:: GIVEN PROBLEM ::
Retype the whole listing below, character for character.

===============

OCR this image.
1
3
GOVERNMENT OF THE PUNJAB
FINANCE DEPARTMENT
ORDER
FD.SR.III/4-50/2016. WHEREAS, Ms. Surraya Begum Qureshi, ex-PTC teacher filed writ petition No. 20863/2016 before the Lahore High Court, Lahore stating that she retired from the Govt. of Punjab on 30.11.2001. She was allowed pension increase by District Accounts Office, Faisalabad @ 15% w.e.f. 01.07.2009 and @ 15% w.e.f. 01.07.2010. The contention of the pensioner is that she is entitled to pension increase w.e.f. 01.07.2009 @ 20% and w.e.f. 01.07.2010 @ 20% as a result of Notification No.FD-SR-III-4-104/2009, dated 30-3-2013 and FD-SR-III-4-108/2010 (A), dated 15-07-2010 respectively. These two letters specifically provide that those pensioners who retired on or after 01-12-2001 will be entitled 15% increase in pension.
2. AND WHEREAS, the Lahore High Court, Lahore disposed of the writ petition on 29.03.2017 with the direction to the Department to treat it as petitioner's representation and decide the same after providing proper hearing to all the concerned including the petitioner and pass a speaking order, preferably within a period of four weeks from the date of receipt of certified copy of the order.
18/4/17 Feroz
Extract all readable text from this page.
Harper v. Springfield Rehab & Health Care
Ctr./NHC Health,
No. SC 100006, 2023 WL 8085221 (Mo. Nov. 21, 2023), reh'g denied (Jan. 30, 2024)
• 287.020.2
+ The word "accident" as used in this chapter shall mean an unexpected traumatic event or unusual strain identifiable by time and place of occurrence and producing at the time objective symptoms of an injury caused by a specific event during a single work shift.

===============

:: EXERCISE RESPONSE ::
OCR this image.
1
3
GOVERNMENT OF THE PUNJAB
FINANCE DEPARTMENT
ORDER
FD.SR.III/4-50/2016. WHEREAS, Ms. Surraya Begum Qureshi, ex-PTC teacher filed writ petition No. 20863/2016 before the Lahore High Court, Lahore stating that she retired from the Govt. of Punjab on 30.11.2001. She was allowed pension increase by District Accounts Office, Faisalabad @ 15% w.e.f. 01.07.2009 and @ 15% w.e.f. 01.07.2010. The contention of the pensioner is that she is entitled to pension increase w.e.f. 01.07.2009 @ 20% and w.e.f. 01.07.2010 @ 20% as a result of Notification No.FD-SR-III-4-104/2009, dated 30-3-2013 and FD-SR-III-4-108/2010 (A), dated 15-07-2010 respectively. These two letters specifically provide that those pensioners who retired on or after 01-12-2001 will be entitled 15% increase in pension.
2. AND WHEREAS, the Lahore High Court, Lahore disposed of the writ petition on 29.03.2017 with the direction to the Department to treat it as petitioner's representation and decide the same after providing proper hearing to all the concerned including the petitioner and pass a speaking order, preferably within a period of four weeks from the date of receipt of certified copy of the order.
18/4/17 Feroz
Extract all readable text from this page.
Harper v. Springfield Rehab & Health Care
Ctr./NHC Health,
No. SC 100006, 2023 WL 8085221 (Mo. Nov. 21, 2023), reh'g denied (Jan. 30, 2024)
• 287.020.2
+ The word "accident" as used in this chapter shall mean an unexpected traumatic event or unusual strain identifiable by time and place of occurrence and producing at the time objective symptoms of an injury caused by a specific event during a single work shift.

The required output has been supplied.